> What you should do
Would you copy each line of the data below that has "worden"?

━━━ Available data ━━━

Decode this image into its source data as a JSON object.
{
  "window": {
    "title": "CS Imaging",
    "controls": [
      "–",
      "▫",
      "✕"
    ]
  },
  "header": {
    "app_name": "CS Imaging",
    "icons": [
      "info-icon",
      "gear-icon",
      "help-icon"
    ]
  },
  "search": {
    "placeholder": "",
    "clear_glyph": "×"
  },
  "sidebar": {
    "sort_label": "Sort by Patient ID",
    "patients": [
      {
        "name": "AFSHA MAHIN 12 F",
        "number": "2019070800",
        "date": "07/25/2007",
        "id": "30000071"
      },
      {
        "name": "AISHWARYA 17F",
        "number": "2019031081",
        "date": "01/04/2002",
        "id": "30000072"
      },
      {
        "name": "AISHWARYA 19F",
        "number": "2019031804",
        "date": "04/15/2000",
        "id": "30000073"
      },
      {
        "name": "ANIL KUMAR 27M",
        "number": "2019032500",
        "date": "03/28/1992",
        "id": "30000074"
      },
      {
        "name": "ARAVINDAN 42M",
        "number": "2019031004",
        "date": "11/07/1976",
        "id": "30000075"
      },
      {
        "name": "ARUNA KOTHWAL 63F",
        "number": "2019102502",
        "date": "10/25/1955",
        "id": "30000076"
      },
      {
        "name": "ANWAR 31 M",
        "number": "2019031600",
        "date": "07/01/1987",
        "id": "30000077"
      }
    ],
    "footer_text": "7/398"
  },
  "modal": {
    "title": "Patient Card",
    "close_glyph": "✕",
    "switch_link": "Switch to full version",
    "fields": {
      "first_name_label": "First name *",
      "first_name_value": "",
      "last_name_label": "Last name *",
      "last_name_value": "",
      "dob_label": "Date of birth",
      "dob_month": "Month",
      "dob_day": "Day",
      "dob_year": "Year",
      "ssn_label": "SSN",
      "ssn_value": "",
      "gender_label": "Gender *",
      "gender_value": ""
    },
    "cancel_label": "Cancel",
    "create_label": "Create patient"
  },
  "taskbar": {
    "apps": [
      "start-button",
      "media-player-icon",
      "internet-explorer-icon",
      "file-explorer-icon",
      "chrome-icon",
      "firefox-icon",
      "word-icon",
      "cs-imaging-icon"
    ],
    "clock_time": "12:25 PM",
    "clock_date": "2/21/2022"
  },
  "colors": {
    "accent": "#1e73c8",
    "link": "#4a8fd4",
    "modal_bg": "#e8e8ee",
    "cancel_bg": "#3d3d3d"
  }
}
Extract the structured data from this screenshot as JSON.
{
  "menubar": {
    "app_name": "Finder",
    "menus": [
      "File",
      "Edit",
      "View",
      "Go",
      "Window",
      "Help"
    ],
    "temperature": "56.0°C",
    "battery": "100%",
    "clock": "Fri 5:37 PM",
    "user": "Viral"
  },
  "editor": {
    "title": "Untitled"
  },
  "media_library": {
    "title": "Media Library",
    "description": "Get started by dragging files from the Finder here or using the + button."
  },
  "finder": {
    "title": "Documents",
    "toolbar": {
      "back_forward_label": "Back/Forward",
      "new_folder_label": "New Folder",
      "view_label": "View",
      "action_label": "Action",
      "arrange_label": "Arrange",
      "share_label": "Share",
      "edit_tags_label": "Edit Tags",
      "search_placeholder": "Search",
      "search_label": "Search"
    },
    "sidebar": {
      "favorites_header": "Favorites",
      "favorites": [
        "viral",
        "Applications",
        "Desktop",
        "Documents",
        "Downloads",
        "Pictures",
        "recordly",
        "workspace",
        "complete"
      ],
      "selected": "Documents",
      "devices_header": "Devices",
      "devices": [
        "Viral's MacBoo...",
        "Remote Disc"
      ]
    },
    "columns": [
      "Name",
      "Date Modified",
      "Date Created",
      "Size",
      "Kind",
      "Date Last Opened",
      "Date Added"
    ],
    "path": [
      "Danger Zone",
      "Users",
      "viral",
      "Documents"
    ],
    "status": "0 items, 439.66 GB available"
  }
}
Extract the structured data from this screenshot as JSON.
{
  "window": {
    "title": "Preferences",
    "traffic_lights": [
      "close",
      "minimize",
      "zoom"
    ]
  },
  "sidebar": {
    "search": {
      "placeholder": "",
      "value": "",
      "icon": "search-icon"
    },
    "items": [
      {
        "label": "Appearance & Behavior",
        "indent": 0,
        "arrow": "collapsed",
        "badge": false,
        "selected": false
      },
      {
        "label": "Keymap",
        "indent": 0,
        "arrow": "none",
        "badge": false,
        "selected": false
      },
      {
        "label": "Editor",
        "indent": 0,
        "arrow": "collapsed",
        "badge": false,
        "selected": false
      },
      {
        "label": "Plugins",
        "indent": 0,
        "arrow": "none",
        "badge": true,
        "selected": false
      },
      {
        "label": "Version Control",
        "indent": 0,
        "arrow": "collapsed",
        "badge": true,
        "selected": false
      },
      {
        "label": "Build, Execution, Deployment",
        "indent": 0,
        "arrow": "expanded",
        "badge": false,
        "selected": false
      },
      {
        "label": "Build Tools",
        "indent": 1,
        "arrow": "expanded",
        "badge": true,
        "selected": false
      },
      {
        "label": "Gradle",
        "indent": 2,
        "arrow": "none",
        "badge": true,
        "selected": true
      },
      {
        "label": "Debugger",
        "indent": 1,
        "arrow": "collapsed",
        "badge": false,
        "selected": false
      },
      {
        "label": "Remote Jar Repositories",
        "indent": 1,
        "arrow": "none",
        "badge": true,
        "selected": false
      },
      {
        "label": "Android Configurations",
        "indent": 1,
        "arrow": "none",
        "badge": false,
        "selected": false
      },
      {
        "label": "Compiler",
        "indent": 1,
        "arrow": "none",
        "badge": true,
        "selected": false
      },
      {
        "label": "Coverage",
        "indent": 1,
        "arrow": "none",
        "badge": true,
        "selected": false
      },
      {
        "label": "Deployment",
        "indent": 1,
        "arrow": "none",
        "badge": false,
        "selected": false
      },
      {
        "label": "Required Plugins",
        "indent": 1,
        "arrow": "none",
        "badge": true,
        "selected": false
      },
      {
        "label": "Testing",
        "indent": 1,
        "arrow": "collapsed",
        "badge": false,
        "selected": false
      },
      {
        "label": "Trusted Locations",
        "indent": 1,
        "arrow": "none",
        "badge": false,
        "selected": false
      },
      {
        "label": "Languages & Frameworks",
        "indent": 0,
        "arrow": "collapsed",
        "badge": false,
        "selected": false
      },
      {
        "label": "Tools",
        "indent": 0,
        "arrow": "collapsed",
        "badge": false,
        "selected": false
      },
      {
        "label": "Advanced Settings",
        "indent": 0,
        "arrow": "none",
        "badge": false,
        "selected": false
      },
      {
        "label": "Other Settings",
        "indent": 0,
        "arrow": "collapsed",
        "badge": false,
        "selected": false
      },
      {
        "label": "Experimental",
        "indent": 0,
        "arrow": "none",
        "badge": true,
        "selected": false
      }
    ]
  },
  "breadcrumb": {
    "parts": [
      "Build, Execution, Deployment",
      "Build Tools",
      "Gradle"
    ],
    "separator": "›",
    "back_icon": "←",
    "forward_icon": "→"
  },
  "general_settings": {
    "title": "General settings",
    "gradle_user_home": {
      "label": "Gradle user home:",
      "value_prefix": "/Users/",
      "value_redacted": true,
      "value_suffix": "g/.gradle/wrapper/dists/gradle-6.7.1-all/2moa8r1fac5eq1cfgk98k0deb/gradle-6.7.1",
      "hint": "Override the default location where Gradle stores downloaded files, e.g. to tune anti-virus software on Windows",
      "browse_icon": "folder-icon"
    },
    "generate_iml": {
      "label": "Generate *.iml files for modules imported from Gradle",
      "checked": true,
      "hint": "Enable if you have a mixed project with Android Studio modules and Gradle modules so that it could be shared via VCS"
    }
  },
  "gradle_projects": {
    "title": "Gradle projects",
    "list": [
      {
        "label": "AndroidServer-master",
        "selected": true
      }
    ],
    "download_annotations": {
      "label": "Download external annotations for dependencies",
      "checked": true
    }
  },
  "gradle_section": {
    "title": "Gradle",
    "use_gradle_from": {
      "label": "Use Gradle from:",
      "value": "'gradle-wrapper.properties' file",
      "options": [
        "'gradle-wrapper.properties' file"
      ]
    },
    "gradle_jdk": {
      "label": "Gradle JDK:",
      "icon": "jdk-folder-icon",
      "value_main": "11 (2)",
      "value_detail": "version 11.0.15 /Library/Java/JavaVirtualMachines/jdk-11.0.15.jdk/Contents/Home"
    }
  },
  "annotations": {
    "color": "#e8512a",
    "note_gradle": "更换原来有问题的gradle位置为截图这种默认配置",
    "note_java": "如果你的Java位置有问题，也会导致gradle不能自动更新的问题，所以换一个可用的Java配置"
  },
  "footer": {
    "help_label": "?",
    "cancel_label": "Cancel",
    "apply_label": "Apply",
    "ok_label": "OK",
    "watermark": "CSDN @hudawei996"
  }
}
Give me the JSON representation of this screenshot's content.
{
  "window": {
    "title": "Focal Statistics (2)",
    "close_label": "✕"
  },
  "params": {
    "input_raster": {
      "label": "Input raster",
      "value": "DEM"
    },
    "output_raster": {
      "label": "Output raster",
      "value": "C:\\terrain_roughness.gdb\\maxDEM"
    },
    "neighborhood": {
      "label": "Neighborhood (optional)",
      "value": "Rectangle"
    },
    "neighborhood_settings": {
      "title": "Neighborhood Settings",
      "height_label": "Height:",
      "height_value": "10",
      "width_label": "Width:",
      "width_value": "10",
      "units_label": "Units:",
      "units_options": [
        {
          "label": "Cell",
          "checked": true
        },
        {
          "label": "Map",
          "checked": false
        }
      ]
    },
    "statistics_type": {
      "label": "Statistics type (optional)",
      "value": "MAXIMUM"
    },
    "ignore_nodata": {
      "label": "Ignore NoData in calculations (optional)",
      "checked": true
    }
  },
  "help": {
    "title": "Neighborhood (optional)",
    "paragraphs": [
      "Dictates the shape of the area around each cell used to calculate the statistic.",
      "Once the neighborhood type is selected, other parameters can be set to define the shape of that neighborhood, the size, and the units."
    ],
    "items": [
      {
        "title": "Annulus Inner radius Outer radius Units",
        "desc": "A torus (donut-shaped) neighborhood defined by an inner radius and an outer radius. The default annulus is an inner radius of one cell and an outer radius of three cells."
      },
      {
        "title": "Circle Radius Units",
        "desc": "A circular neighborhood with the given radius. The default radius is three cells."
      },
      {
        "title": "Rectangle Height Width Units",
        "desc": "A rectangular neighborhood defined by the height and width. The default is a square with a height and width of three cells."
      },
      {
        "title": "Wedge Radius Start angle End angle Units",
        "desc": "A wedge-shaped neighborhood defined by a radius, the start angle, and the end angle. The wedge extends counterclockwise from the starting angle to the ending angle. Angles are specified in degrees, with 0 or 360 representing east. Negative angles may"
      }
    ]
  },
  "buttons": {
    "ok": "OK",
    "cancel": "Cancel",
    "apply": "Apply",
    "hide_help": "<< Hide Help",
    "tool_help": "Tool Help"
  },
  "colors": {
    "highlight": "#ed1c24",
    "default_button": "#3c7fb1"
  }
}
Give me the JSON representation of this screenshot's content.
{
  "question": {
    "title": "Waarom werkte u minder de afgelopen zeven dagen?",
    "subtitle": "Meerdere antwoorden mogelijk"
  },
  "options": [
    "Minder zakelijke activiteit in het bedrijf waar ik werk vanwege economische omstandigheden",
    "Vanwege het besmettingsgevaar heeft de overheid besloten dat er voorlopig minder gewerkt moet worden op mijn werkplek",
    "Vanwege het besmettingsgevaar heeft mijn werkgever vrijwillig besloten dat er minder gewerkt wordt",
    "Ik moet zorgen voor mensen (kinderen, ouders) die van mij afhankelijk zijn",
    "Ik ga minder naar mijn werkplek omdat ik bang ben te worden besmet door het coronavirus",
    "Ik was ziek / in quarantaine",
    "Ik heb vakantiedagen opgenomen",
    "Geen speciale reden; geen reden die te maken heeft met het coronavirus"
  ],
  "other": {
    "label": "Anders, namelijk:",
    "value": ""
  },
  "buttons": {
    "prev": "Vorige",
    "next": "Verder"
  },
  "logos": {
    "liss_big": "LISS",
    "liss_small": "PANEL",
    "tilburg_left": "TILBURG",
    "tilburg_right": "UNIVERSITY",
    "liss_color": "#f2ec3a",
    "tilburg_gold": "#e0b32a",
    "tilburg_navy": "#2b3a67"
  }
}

━━━

> Exercise answer
    "Vanwege het besmettingsgevaar heeft de overheid besloten dat er voorlopig minder gewerkt moet worden op mijn werkplek",
    "Ik ga minder naar mijn werkplek omdat ik bang ben te worden besmet door het coronavirus",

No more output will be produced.